• _OBJETIVO PLANTEADO A_:
Responde a partir del artículo sobre el Bodegón:
(i) ¿Qué técnica y soporte tiene la obra?
(ii) ¿En qué año fue adquirida?
(iii) ¿Qué fruta aparece en el eje central inferior del lienzo?

• _ARTÍCULO_:
════

Bodegón

Bodegón

  • 1962
  • Óleo sobre lienzo
  • 46,2 x 55,1 cm
  • Cat. P_454
  • Adquirida en 1990
Por:

En este Bodegón destaca el carácter denso y pastoso de la materia pictórica, en una composición dominada por un cromatismo terroso, ocre y dorado, con algunos toques grises y verdosos, del que emergen las figuras: algunas frutas, como una pera situada en el eje central inferior del lienzo, o como las que forman el contenido de un frutero o plato transparente ubicado a la izquierda, apenas insinuado mediante pinceladas que dibujan su borde semicircular. A la derecha de la pera del centro parecen adivinarse los contornos claros de la silueta desvanecida de una copa. En la esquina superior derecha se percibe otro recipiente cuyo contenido no queda del todo definido. Junto a él, en la franja superior se disponen otras formas: quizá se trate de más frutas, acompañadas de lo que podría ser descifrado como una botella, u otro objeto de cristal, del que solo asoma un fragmento, ya que ha sido cortado por la línea superior del lienzo. Dos formas ovaladas, trazadas de modo enérgico, atraviesan el espacio central de lienzo. Su identidad resulta aún si cabe más enigmática: cabría leer una de ellas como la figura de un plátano, pero el carácter levemente descriptivo que tiene en su extremo derecho va perdiendo definición en su prolongación hacia la izquierda, casi desmintiendo esa certeza, si es que no transmuta esa fruta en otra cosa; y permitiendo, simultáneamente, dotar de un carácter transparente, y por tanto cristalino, al recipiente que se encuentra en ese lado.

════

[Registros de recuadros de elementos de imagen]
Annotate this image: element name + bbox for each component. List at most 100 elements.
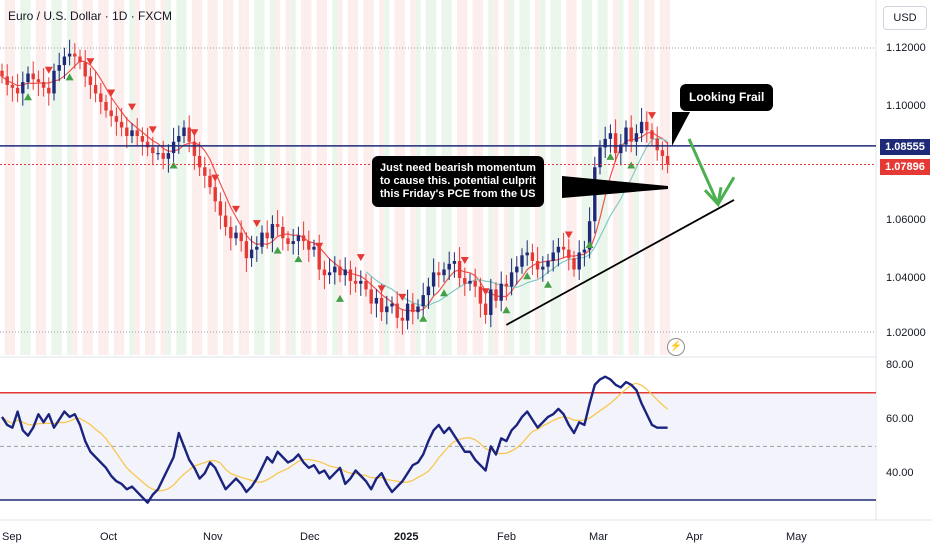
buy-signal-triangle xyxy=(336,294,344,302)
bg-stripe xyxy=(197,0,203,355)
candle-body xyxy=(577,252,581,270)
candle-body xyxy=(83,62,87,77)
candle-body xyxy=(509,272,514,287)
drawing-overlays xyxy=(0,112,876,326)
bg-stripe xyxy=(82,0,88,355)
bg-stripe xyxy=(306,0,312,355)
price-tick: 1.10000 xyxy=(886,100,926,112)
candle-body xyxy=(639,121,644,134)
bg-stripe xyxy=(228,0,234,355)
candle-body xyxy=(603,138,607,148)
forecast-arrowhead xyxy=(703,186,723,208)
candle-body xyxy=(348,269,353,281)
bg-stripe xyxy=(191,0,197,355)
bg-stripe xyxy=(51,0,57,355)
buy-signal-triangle xyxy=(606,152,615,160)
buy-signal-triangle xyxy=(24,93,32,101)
bg-stripe xyxy=(275,0,281,355)
candle-body xyxy=(255,246,259,250)
rsi-signal-line xyxy=(1,382,669,492)
candle-body xyxy=(114,116,119,122)
candle-body xyxy=(520,255,524,267)
candle-body xyxy=(177,136,181,142)
candle-body xyxy=(135,130,139,137)
candle-body xyxy=(463,278,467,284)
candle-body xyxy=(119,121,124,128)
time-tick: Apr xyxy=(686,531,704,543)
candle-body xyxy=(515,266,519,273)
last-price-tag: 1.07896 xyxy=(880,159,930,175)
bg-stripe xyxy=(129,0,135,355)
currency-selector[interactable]: USD xyxy=(883,6,927,30)
candle-body xyxy=(182,127,186,137)
bg-stripe xyxy=(243,0,249,355)
bg-stripe xyxy=(4,0,10,355)
candle-body xyxy=(421,295,425,307)
candle-body xyxy=(624,127,628,145)
callout-pointer xyxy=(562,176,668,198)
candle-body xyxy=(213,187,217,202)
bg-stripe xyxy=(238,0,244,355)
bg-stripe xyxy=(550,0,556,355)
bg-stripe xyxy=(98,0,104,355)
candle-body xyxy=(374,297,379,304)
sell-signal-triangle xyxy=(564,231,573,239)
buy-signal-triangle xyxy=(544,280,552,288)
candle-body xyxy=(307,241,311,250)
grid-lines xyxy=(0,0,932,521)
bg-stripe xyxy=(332,0,338,355)
price-tick: 1.02000 xyxy=(886,327,926,339)
rsi-line xyxy=(0,375,668,504)
symbol-title[interactable]: Euro / U.S. Dollar · 1D · FXCM xyxy=(8,9,173,23)
candle-body xyxy=(301,235,306,242)
candle-body xyxy=(416,306,420,313)
time-tick: Sep xyxy=(2,531,22,543)
candle-body xyxy=(650,130,654,139)
support-trendline xyxy=(505,199,735,326)
callout-momentum[interactable]: Just need bearish momentum to cause this… xyxy=(372,156,544,207)
bg-stripe xyxy=(659,0,665,355)
candle-body xyxy=(62,56,67,66)
candle-body xyxy=(192,141,197,156)
bg-stripe xyxy=(41,0,47,355)
candle-body xyxy=(21,82,25,94)
candle-body xyxy=(88,76,93,85)
candle-body xyxy=(296,235,301,242)
candle-body xyxy=(275,224,280,227)
candle-body xyxy=(10,84,15,88)
buy-signal-triangle xyxy=(523,272,532,280)
candle-body xyxy=(5,76,9,85)
candle-body xyxy=(478,286,483,304)
candle-body xyxy=(270,224,275,239)
bg-stripe xyxy=(633,0,639,355)
candle-body xyxy=(265,232,269,239)
bg-stripe xyxy=(223,0,229,355)
price-tick: 1.12000 xyxy=(886,42,926,54)
candle-body xyxy=(489,289,493,315)
candle-body xyxy=(567,249,571,259)
candle-body xyxy=(369,289,373,304)
sell-signal-triangle xyxy=(148,126,157,134)
candle-body xyxy=(530,252,535,261)
candle-body xyxy=(67,53,72,57)
buy-signal-triangle xyxy=(65,73,74,81)
lightning-icon[interactable]: ⚡ xyxy=(667,338,685,356)
candle-body xyxy=(400,317,405,321)
bg-stripe xyxy=(644,0,650,355)
callout-looking-frail[interactable]: Looking Frail xyxy=(680,84,774,111)
sell-signal-triangle xyxy=(86,58,95,66)
sell-signal-triangle xyxy=(211,174,220,182)
candle-body xyxy=(218,201,223,216)
candle-body xyxy=(629,127,633,142)
candle-body xyxy=(31,73,35,80)
candle-body xyxy=(208,175,212,188)
candle-body xyxy=(197,155,202,168)
candle-body xyxy=(260,232,264,247)
candle-body xyxy=(109,110,113,117)
candle-body xyxy=(239,232,243,242)
candle-body xyxy=(504,283,509,287)
candle-body xyxy=(447,263,451,270)
price-tick: 1.04000 xyxy=(886,272,926,284)
sell-signal-triangle xyxy=(252,220,261,228)
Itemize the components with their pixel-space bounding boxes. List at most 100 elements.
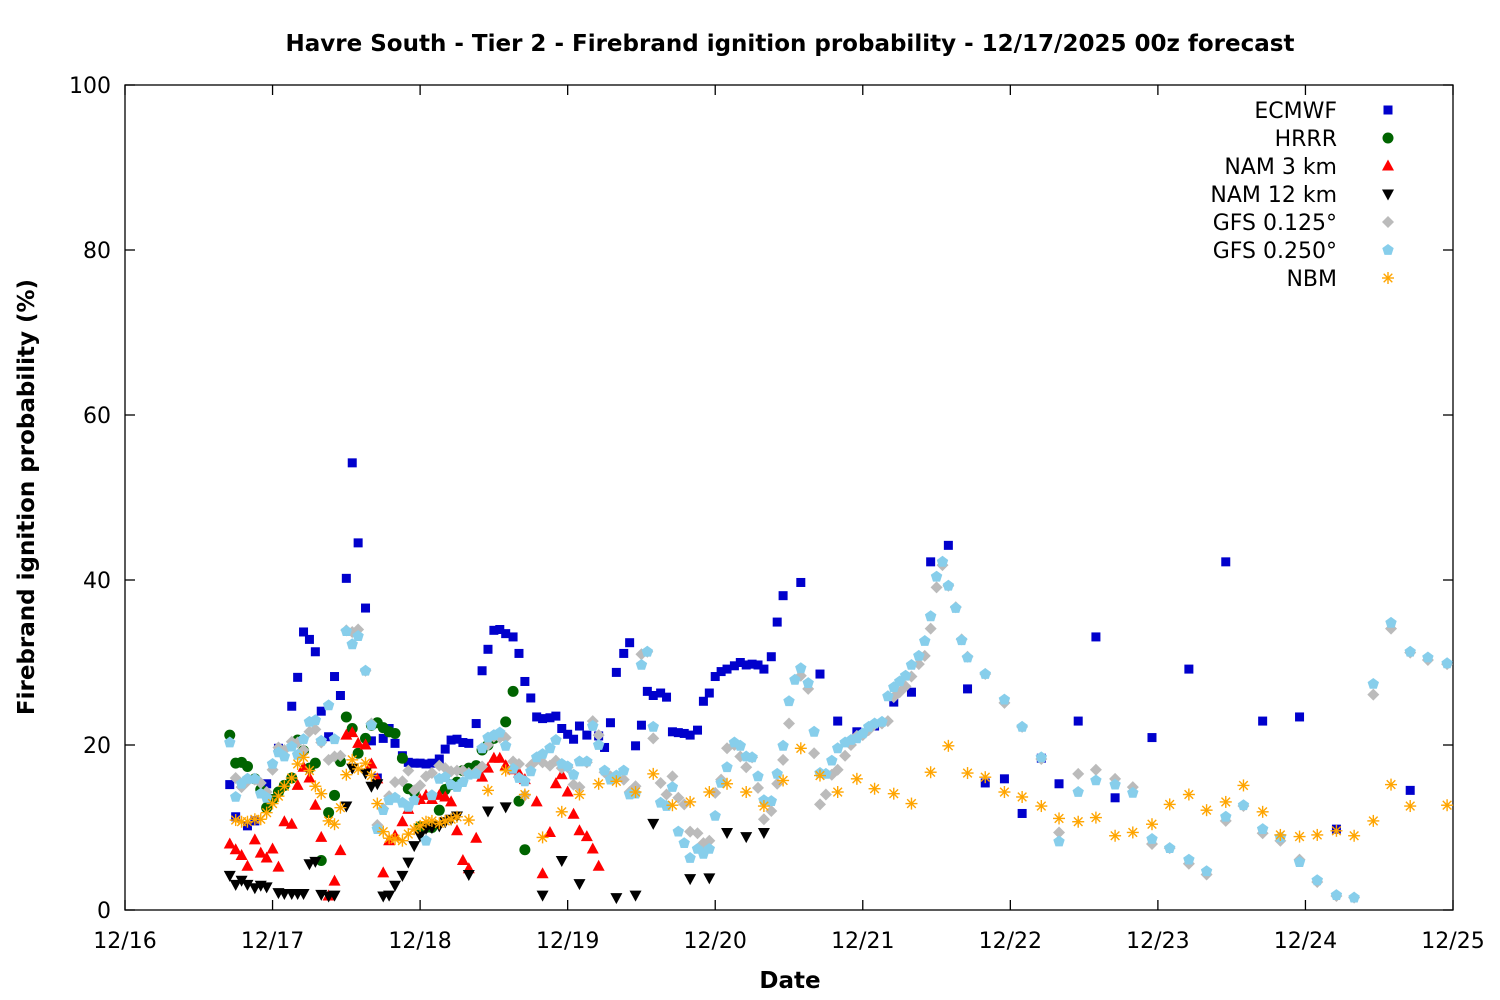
data-point — [1348, 829, 1361, 842]
data-point — [224, 729, 236, 741]
data-point — [389, 776, 402, 789]
data-point — [390, 738, 400, 748]
data-point — [346, 638, 358, 650]
x-tick-label: 12/24 — [1274, 929, 1337, 954]
data-point — [924, 610, 937, 622]
data-point — [1053, 812, 1066, 825]
data-point — [641, 645, 654, 657]
data-point — [666, 770, 679, 783]
legend-marker — [1382, 272, 1394, 284]
y-tick-label: 80 — [83, 239, 111, 264]
data-point — [224, 736, 236, 748]
data-point — [716, 667, 726, 677]
series-nbm — [229, 739, 1454, 847]
data-point — [1311, 828, 1324, 841]
data-point — [316, 706, 326, 716]
x-tick-label: 12/22 — [979, 929, 1042, 954]
data-point — [519, 844, 531, 856]
chart-title: Havre South - Tier 2 - Firebrand ignitio… — [286, 31, 1295, 57]
data-point — [1295, 712, 1305, 722]
y-tick-label: 40 — [83, 569, 111, 594]
data-point — [518, 788, 531, 801]
data-point — [458, 738, 468, 748]
data-point — [352, 630, 364, 641]
series-ecmwf — [225, 458, 1415, 834]
data-point — [919, 635, 931, 646]
data-point — [530, 795, 543, 807]
data-point — [446, 735, 456, 745]
data-point — [471, 719, 481, 729]
data-point — [1200, 804, 1213, 817]
data-point — [598, 764, 611, 776]
data-point — [241, 760, 253, 772]
data-point — [813, 798, 826, 811]
data-point — [721, 827, 734, 839]
data-point — [389, 833, 402, 846]
data-point — [291, 778, 304, 790]
data-point — [254, 846, 267, 858]
x-tick-label: 12/16 — [93, 929, 156, 954]
data-point — [796, 577, 806, 587]
data-point — [408, 841, 421, 853]
data-point — [573, 781, 586, 794]
data-point — [1237, 799, 1250, 811]
data-point — [955, 634, 968, 646]
legend-marker — [1382, 216, 1394, 228]
data-point — [611, 667, 621, 677]
data-point — [876, 715, 888, 727]
data-point — [1293, 856, 1306, 867]
data-point — [315, 734, 327, 746]
data-point — [409, 758, 419, 768]
data-point — [278, 780, 291, 793]
data-point — [1089, 811, 1102, 824]
data-point — [549, 777, 562, 789]
data-point — [235, 875, 248, 887]
data-point — [574, 721, 584, 731]
data-point — [709, 810, 721, 821]
data-point — [359, 768, 372, 780]
data-point — [1221, 557, 1231, 567]
data-point — [734, 739, 746, 751]
data-point — [536, 867, 549, 879]
data-point — [839, 749, 852, 762]
data-point — [684, 852, 696, 863]
data-point — [483, 644, 493, 654]
data-point — [377, 866, 390, 878]
legend-item: ECMWF — [1254, 99, 1393, 124]
data-point — [420, 834, 432, 846]
data-point — [567, 768, 580, 780]
data-point — [832, 742, 844, 754]
x-tick-label: 12/25 — [1421, 929, 1484, 954]
data-point — [678, 837, 690, 848]
data-point — [592, 859, 605, 871]
data-point — [229, 843, 242, 855]
data-point — [715, 777, 727, 788]
data-point — [618, 764, 630, 776]
data-point — [262, 779, 272, 789]
data-point — [297, 760, 310, 772]
data-point — [241, 772, 254, 784]
data-point — [813, 769, 826, 782]
data-point — [642, 686, 652, 696]
data-point — [1385, 616, 1397, 628]
data-point — [667, 727, 677, 737]
legend-item: GFS 0.250° — [1213, 239, 1394, 264]
data-point — [501, 629, 511, 639]
data-point — [462, 814, 475, 827]
data-point — [942, 579, 955, 591]
data-point — [998, 786, 1011, 799]
data-point — [759, 664, 769, 674]
data-point — [1274, 828, 1287, 841]
data-point — [303, 771, 316, 783]
data-point — [396, 752, 408, 764]
data-point — [961, 767, 974, 780]
data-point — [563, 729, 573, 739]
data-point — [1183, 853, 1195, 865]
data-point — [272, 860, 285, 872]
data-point — [1035, 800, 1048, 813]
data-point — [1053, 826, 1066, 839]
data-point — [569, 734, 579, 744]
data-point — [887, 787, 900, 800]
data-point — [662, 692, 672, 702]
data-point — [950, 602, 962, 613]
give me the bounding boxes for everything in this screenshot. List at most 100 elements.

════

• _OBJETIVO PLANTEADO B_: Devuelve sin cambios las líneas de los registros comprendidas entre la que contiene "buy-signal-triangle xyxy=(336,294,344,302)" y la que contiene "support-trendline xyxy=(505,199,735,326)", ambas incluidas.

• _RESPUESTA A_:
(i) Óleo sobre lienzo.
(ii) En 1990.
(iii) Una pera.

• _RESPUESTA B_:
buy-signal-triangle xyxy=(336,294,344,302)
bg-stripe xyxy=(197,0,203,355)
candle-body xyxy=(577,252,581,270)
candle-body xyxy=(83,62,87,77)
candle-body xyxy=(509,272,514,287)
drawing-overlays xyxy=(0,112,876,326)
bg-stripe xyxy=(82,0,88,355)
bg-stripe xyxy=(306,0,312,355)
price-tick: 1.10000 xyxy=(886,100,926,112)
candle-body xyxy=(639,121,644,134)
bg-stripe xyxy=(228,0,234,355)
candle-body xyxy=(603,138,607,148)
forecast-arrowhead xyxy=(703,186,723,208)
candle-body xyxy=(348,269,353,281)
bg-stripe xyxy=(191,0,197,355)
bg-stripe xyxy=(51,0,57,355)
buy-signal-triangle xyxy=(606,152,615,160)
buy-signal-triangle xyxy=(24,93,32,101)
bg-stripe xyxy=(275,0,281,355)
candle-body xyxy=(255,246,259,250)
rsi-signal-line xyxy=(1,382,669,492)
candle-body xyxy=(114,116,119,122)
candle-body xyxy=(520,255,524,267)
candle-body xyxy=(177,136,181,142)
candle-body xyxy=(135,130,139,137)
candle-body xyxy=(463,278,467,284)
candle-body xyxy=(119,121,124,128)
time-tick: Apr xyxy=(686,531,704,543)
candle-body xyxy=(515,266,519,273)
last-price-tag: 1.07896 xyxy=(880,159,930,175)
bg-stripe xyxy=(129,0,135,355)
currency-selector[interactable]: USD xyxy=(883,6,927,30)
candle-body xyxy=(182,127,186,137)
bg-stripe xyxy=(243,0,249,355)
bg-stripe xyxy=(4,0,10,355)
candle-body xyxy=(421,295,425,307)
candle-body xyxy=(624,127,628,145)
callout-pointer xyxy=(562,176,668,198)
candle-body xyxy=(213,187,217,202)
bg-stripe xyxy=(238,0,244,355)
bg-stripe xyxy=(550,0,556,355)
bg-stripe xyxy=(98,0,104,355)
candle-body xyxy=(374,297,379,304)
sell-signal-triangle xyxy=(564,231,573,239)
buy-signal-triangle xyxy=(544,280,552,288)
candle-body xyxy=(307,241,311,250)
grid-lines xyxy=(0,0,932,521)
bg-stripe xyxy=(332,0,338,355)
price-tick: 1.02000 xyxy=(886,327,926,339)
rsi-line xyxy=(0,375,668,504)
symbol-title[interactable]: Euro / U.S. Dollar · 1D · FXCM xyxy=(8,9,173,23)
candle-body xyxy=(301,235,306,242)
candle-body xyxy=(416,306,420,313)
time-tick: Sep xyxy=(2,531,22,543)
candle-body xyxy=(650,130,654,139)
support-trendline xyxy=(505,199,735,326)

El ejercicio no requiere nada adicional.